* START *

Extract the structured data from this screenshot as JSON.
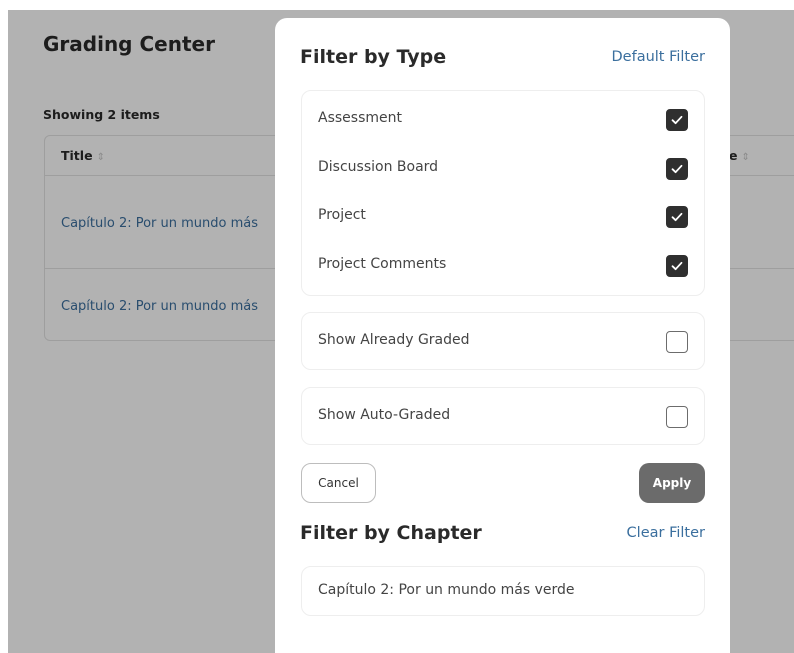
{
  "background": {
    "title": "Grading Center",
    "showing": "Showing 2 items",
    "table": {
      "columns": [
        {
          "label": "Title",
          "sort_glyph": "⇕"
        },
        {
          "label": "e",
          "sort_glyph": "⇕"
        }
      ],
      "rows": [
        {
          "title": "Capítulo 2: Por un mundo más"
        },
        {
          "title": "Capítulo 2: Por un mundo más"
        }
      ]
    }
  },
  "modal": {
    "filter_type": {
      "title": "Filter by Type",
      "link": "Default Filter",
      "options": [
        {
          "label": "Assessment",
          "checked": true
        },
        {
          "label": "Discussion Board",
          "checked": true
        },
        {
          "label": "Project",
          "checked": true
        },
        {
          "label": "Project Comments",
          "checked": true
        }
      ],
      "show_graded": {
        "label": "Show Already Graded",
        "checked": false
      },
      "show_auto": {
        "label": "Show Auto-Graded",
        "checked": false
      }
    },
    "buttons": {
      "cancel": "Cancel",
      "apply": "Apply"
    },
    "filter_chapter": {
      "title": "Filter by Chapter",
      "link": "Clear Filter",
      "value": "Capítulo 2: Por un mundo más verde"
    }
  },
  "colors": {
    "link": "#3b6f9e",
    "checkbox_checked": "#2f2f2f",
    "apply_button": "#6b6b6b",
    "overlay": "rgba(0,0,0,0.30)"
  },
  "icons": {
    "sort": "sort-icon",
    "check": "check-icon"
  }
}
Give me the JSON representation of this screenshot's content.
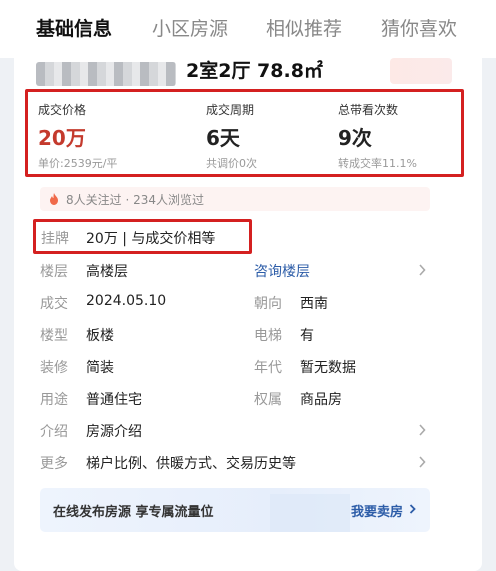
{
  "tabs": [
    {
      "label": "基础信息",
      "active": true
    },
    {
      "label": "小区房源",
      "active": false
    },
    {
      "label": "相似推荐",
      "active": false
    },
    {
      "label": "猜你喜欢",
      "active": false
    }
  ],
  "house": {
    "title": "2室2厅 78.8㎡"
  },
  "deal": [
    {
      "label": "成交价格",
      "value": "20万",
      "sub": "单价:2539元/平"
    },
    {
      "label": "成交周期",
      "value": "6天",
      "sub": "共调价0次"
    },
    {
      "label": "总带看次数",
      "value": "9次",
      "sub": "转成交率11.1%"
    }
  ],
  "attention": {
    "text": "8人关注过 · 234人浏览过"
  },
  "listing": {
    "label": "挂牌",
    "value": "20万 | 与成交价相等"
  },
  "rows": {
    "floor": {
      "label": "楼层",
      "value": "高楼层",
      "link": "咨询楼层"
    },
    "deal_date": {
      "label": "成交",
      "value": "2024.05.10"
    },
    "orientation": {
      "label": "朝向",
      "value": "西南"
    },
    "building_type": {
      "label": "楼型",
      "value": "板楼"
    },
    "elevator": {
      "label": "电梯",
      "value": "有"
    },
    "decoration": {
      "label": "装修",
      "value": "简装"
    },
    "year": {
      "label": "年代",
      "value": "暂无数据"
    },
    "usage": {
      "label": "用途",
      "value": "普通住宅"
    },
    "ownership": {
      "label": "权属",
      "value": "商品房"
    },
    "intro": {
      "label": "介绍",
      "value": "房源介绍"
    },
    "more": {
      "label": "更多",
      "value": "梯户比例、供暖方式、交易历史等"
    }
  },
  "banner": {
    "text": "在线发布房源 享专属流量位",
    "link": "我要卖房"
  },
  "colors": {
    "accent_red": "#c43a2d",
    "link_blue": "#2d5da8",
    "highlight_border": "#d42020"
  }
}
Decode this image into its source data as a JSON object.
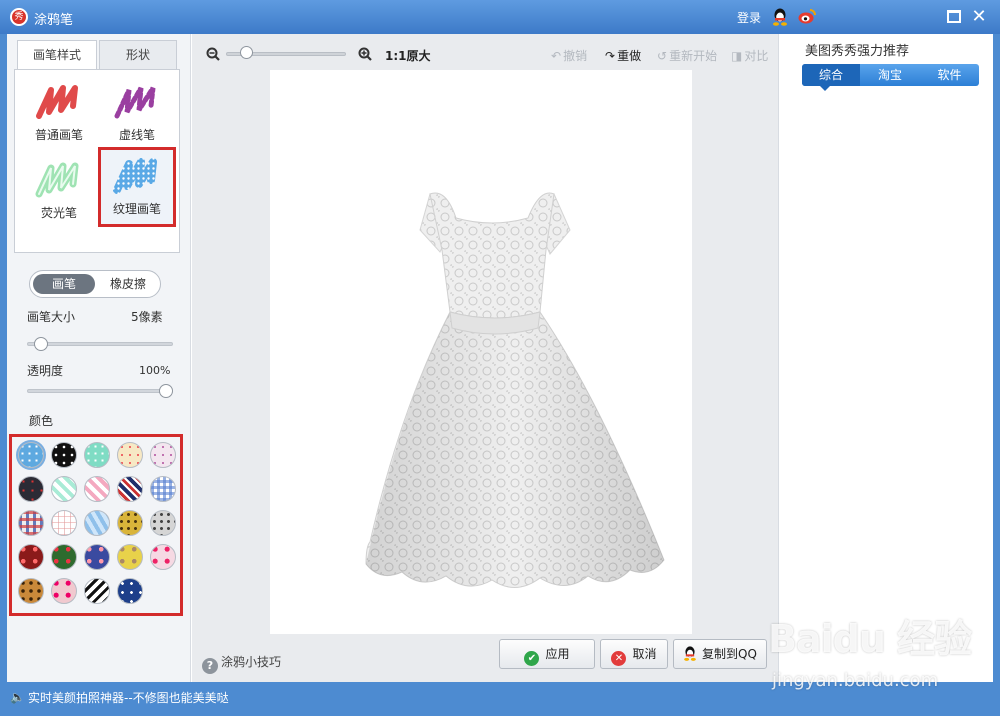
{
  "window": {
    "title": "涂鸦笔",
    "login": "登录"
  },
  "left": {
    "tabs": [
      {
        "label": "画笔样式",
        "active": true
      },
      {
        "label": "形状",
        "active": false
      }
    ],
    "brushes": [
      {
        "label": "普通画笔",
        "icon": "normal-brush-icon",
        "color": "#e04a4a"
      },
      {
        "label": "虚线笔",
        "icon": "dashed-brush-icon",
        "color": "#9a3fa0"
      },
      {
        "label": "荧光笔",
        "icon": "highlighter-brush-icon",
        "color": "#9fe3b3"
      },
      {
        "label": "纹理画笔",
        "icon": "texture-brush-icon",
        "color": "#5aa9e6",
        "selected": true
      }
    ],
    "mode": {
      "brush": "画笔",
      "eraser": "橡皮擦"
    },
    "size": {
      "label": "画笔大小",
      "value": "5像素",
      "level": 0.05
    },
    "opacity": {
      "label": "透明度",
      "value": "100%",
      "level": 1.0
    },
    "color_label": "颜色",
    "textures": [
      "blue-dots",
      "black-dots",
      "mint-dots",
      "cream-dots",
      "pink-sparkle",
      "dark-red-star",
      "mint-stripe",
      "pink-stripe",
      "navy-red-stripe",
      "blue-gingham",
      "red-plaid",
      "white-plaid",
      "blue-wave",
      "gold-leopard",
      "grey-leopard",
      "red-floral",
      "green-floral",
      "purple-floral",
      "yellow-floral",
      "pink-floral",
      "leopard",
      "rose-floral",
      "zebra",
      "blue-white-porcelain"
    ]
  },
  "toolbar": {
    "ratio": "1:1原大",
    "undo": "撤销",
    "redo": "重做",
    "restart": "重新开始",
    "compare": "对比",
    "zoom_level": 0.12
  },
  "bottom": {
    "tips": "涂鸦小技巧",
    "apply": "应用",
    "cancel": "取消",
    "copy_qq": "复制到QQ"
  },
  "right": {
    "title": "美图秀秀强力推荐",
    "tabs": [
      {
        "label": "综合",
        "active": true
      },
      {
        "label": "淘宝",
        "active": false
      },
      {
        "label": "软件",
        "active": false
      }
    ]
  },
  "status": {
    "text": "实时美颜拍照神器--不修图也能美美哒"
  },
  "watermark": {
    "brand": "Baidu 经验",
    "url": "jingyan.baidu.com"
  },
  "colors": {
    "accent": "#3d7ac8",
    "highlight": "#d32b2b",
    "selected_tab": "#1d66b8"
  }
}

* END *

Requirements.
Quote the listing above in full, except for the pictures.

Exercise result.
Extract the structured data from this screenshot as JSON.
{
  "background": {
    "title": "Grading Center",
    "showing": "Showing 2 items",
    "table": {
      "columns": [
        {
          "label": "Title",
          "sort_glyph": "⇕"
        },
        {
          "label": "e",
          "sort_glyph": "⇕"
        }
      ],
      "rows": [
        {
          "title": "Capítulo 2: Por un mundo más"
        },
        {
          "title": "Capítulo 2: Por un mundo más"
        }
      ]
    }
  },
  "modal": {
    "filter_type": {
      "title": "Filter by Type",
      "link": "Default Filter",
      "options": [
        {
          "label": "Assessment",
          "checked": true
        },
        {
          "label": "Discussion Board",
          "checked": true
        },
        {
          "label": "Project",
          "checked": true
        },
        {
          "label": "Project Comments",
          "checked": true
        }
      ],
      "show_graded": {
        "label": "Show Already Graded",
        "checked": false
      },
      "show_auto": {
        "label": "Show Auto-Graded",
        "checked": false
      }
    },
    "buttons": {
      "cancel": "Cancel",
      "apply": "Apply"
    },
    "filter_chapter": {
      "title": "Filter by Chapter",
      "link": "Clear Filter",
      "value": "Capítulo 2: Por un mundo más verde"
    }
  },
  "colors": {
    "link": "#3b6f9e",
    "checkbox_checked": "#2f2f2f",
    "apply_button": "#6b6b6b",
    "overlay": "rgba(0,0,0,0.30)"
  },
  "icons": {
    "sort": "sort-icon",
    "check": "check-icon"
  }
}
Give me the JSON representation of this screenshot's content.
{
  "tabs": [
    {
      "label": "基础信息",
      "active": true
    },
    {
      "label": "小区房源",
      "active": false
    },
    {
      "label": "相似推荐",
      "active": false
    },
    {
      "label": "猜你喜欢",
      "active": false
    }
  ],
  "house": {
    "title": "2室2厅 78.8㎡"
  },
  "deal": [
    {
      "label": "成交价格",
      "value": "20万",
      "sub": "单价:2539元/平"
    },
    {
      "label": "成交周期",
      "value": "6天",
      "sub": "共调价0次"
    },
    {
      "label": "总带看次数",
      "value": "9次",
      "sub": "转成交率11.1%"
    }
  ],
  "attention": {
    "text": "8人关注过 · 234人浏览过"
  },
  "listing": {
    "label": "挂牌",
    "value": "20万 | 与成交价相等"
  },
  "rows": {
    "floor": {
      "label": "楼层",
      "value": "高楼层",
      "link": "咨询楼层"
    },
    "deal_date": {
      "label": "成交",
      "value": "2024.05.10"
    },
    "orientation": {
      "label": "朝向",
      "value": "西南"
    },
    "building_type": {
      "label": "楼型",
      "value": "板楼"
    },
    "elevator": {
      "label": "电梯",
      "value": "有"
    },
    "decoration": {
      "label": "装修",
      "value": "简装"
    },
    "year": {
      "label": "年代",
      "value": "暂无数据"
    },
    "usage": {
      "label": "用途",
      "value": "普通住宅"
    },
    "ownership": {
      "label": "权属",
      "value": "商品房"
    },
    "intro": {
      "label": "介绍",
      "value": "房源介绍"
    },
    "more": {
      "label": "更多",
      "value": "梯户比例、供暖方式、交易历史等"
    }
  },
  "banner": {
    "text": "在线发布房源 享专属流量位",
    "link": "我要卖房"
  },
  "colors": {
    "accent_red": "#c43a2d",
    "link_blue": "#2d5da8",
    "highlight_border": "#d42020"
  }
}
Decode this image into its source data as a JSON object.
{
  "window": {
    "title": "涂鸦笔",
    "login": "登录"
  },
  "left": {
    "tabs": [
      {
        "label": "画笔样式",
        "active": true
      },
      {
        "label": "形状",
        "active": false
      }
    ],
    "brushes": [
      {
        "label": "普通画笔",
        "icon": "normal-brush-icon",
        "color": "#e04a4a"
      },
      {
        "label": "虚线笔",
        "icon": "dashed-brush-icon",
        "color": "#9a3fa0"
      },
      {
        "label": "荧光笔",
        "icon": "highlighter-brush-icon",
        "color": "#9fe3b3"
      },
      {
        "label": "纹理画笔",
        "icon": "texture-brush-icon",
        "color": "#5aa9e6",
        "selected": true
      }
    ],
    "mode": {
      "brush": "画笔",
      "eraser": "橡皮擦"
    },
    "size": {
      "label": "画笔大小",
      "value": "5像素",
      "level": 0.05
    },
    "opacity": {
      "label": "透明度",
      "value": "100%",
      "level": 1.0
    },
    "color_label": "颜色",
    "textures": [
      "blue-dots",
      "black-dots",
      "mint-dots",
      "cream-dots",
      "pink-sparkle",
      "dark-red-star",
      "mint-stripe",
      "pink-stripe",
      "navy-red-stripe",
      "blue-gingham",
      "red-plaid",
      "white-plaid",
      "blue-wave",
      "gold-leopard",
      "grey-leopard",
      "red-floral",
      "green-floral",
      "purple-floral",
      "yellow-floral",
      "pink-floral",
      "leopard",
      "rose-floral",
      "zebra",
      "blue-white-porcelain"
    ]
  },
  "toolbar": {
    "ratio": "1:1原大",
    "undo": "撤销",
    "redo": "重做",
    "restart": "重新开始",
    "compare": "对比",
    "zoom_level": 0.12
  },
  "bottom": {
    "tips": "涂鸦小技巧",
    "apply": "应用",
    "cancel": "取消",
    "copy_qq": "复制到QQ"
  },
  "right": {
    "title": "美图秀秀强力推荐",
    "tabs": [
      {
        "label": "综合",
        "active": true
      },
      {
        "label": "淘宝",
        "active": false
      },
      {
        "label": "软件",
        "active": false
      }
    ]
  },
  "status": {
    "text": "实时美颜拍照神器--不修图也能美美哒"
  },
  "watermark": {
    "brand": "Baidu 经验",
    "url": "jingyan.baidu.com"
  },
  "colors": {
    "accent": "#3d7ac8",
    "highlight": "#d32b2b",
    "selected_tab": "#1d66b8"
  }
}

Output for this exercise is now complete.